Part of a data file
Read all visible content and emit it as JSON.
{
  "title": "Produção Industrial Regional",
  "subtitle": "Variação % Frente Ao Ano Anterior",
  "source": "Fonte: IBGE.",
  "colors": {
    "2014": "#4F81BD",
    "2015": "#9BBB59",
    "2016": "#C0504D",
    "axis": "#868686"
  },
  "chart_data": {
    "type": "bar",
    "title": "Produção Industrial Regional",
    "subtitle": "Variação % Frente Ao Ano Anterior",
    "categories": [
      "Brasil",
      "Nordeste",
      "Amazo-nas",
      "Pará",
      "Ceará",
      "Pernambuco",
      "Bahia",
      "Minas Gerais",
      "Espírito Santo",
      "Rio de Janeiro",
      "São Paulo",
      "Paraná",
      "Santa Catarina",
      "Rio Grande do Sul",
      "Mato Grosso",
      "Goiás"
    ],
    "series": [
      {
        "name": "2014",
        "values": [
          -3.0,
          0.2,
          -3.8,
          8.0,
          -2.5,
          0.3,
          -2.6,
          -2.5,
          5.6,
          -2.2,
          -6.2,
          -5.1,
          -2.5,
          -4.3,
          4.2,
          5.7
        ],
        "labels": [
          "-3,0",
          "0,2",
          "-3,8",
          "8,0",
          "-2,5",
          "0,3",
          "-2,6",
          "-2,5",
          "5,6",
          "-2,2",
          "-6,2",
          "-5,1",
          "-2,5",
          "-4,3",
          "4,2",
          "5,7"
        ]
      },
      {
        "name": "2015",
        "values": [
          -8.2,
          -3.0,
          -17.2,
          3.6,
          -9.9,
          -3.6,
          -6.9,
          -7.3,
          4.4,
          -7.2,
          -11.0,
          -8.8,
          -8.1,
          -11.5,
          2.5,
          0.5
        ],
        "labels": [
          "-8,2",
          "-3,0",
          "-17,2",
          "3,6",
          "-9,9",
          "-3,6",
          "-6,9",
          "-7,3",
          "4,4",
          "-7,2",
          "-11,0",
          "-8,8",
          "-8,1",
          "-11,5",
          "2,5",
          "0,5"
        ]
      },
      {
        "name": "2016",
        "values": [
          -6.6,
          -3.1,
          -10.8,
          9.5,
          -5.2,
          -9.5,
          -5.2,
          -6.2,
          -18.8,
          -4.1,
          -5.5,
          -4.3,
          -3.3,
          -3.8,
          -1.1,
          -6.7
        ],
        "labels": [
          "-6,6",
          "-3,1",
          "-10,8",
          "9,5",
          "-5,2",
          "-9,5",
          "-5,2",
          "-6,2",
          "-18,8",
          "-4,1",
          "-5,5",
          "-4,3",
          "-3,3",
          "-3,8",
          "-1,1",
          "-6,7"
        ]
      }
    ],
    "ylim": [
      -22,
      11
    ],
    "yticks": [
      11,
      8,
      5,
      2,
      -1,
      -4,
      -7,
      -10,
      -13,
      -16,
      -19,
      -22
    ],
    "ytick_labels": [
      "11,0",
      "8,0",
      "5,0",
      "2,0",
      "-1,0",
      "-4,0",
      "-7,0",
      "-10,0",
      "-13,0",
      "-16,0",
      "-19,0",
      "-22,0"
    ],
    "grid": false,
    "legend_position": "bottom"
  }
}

Short task: Scan the records above for the string "Produção", then report every line that contains it.

Finished exercise:
  "title": "Produção Industrial Regional",
    "title": "Produção Industrial Regional",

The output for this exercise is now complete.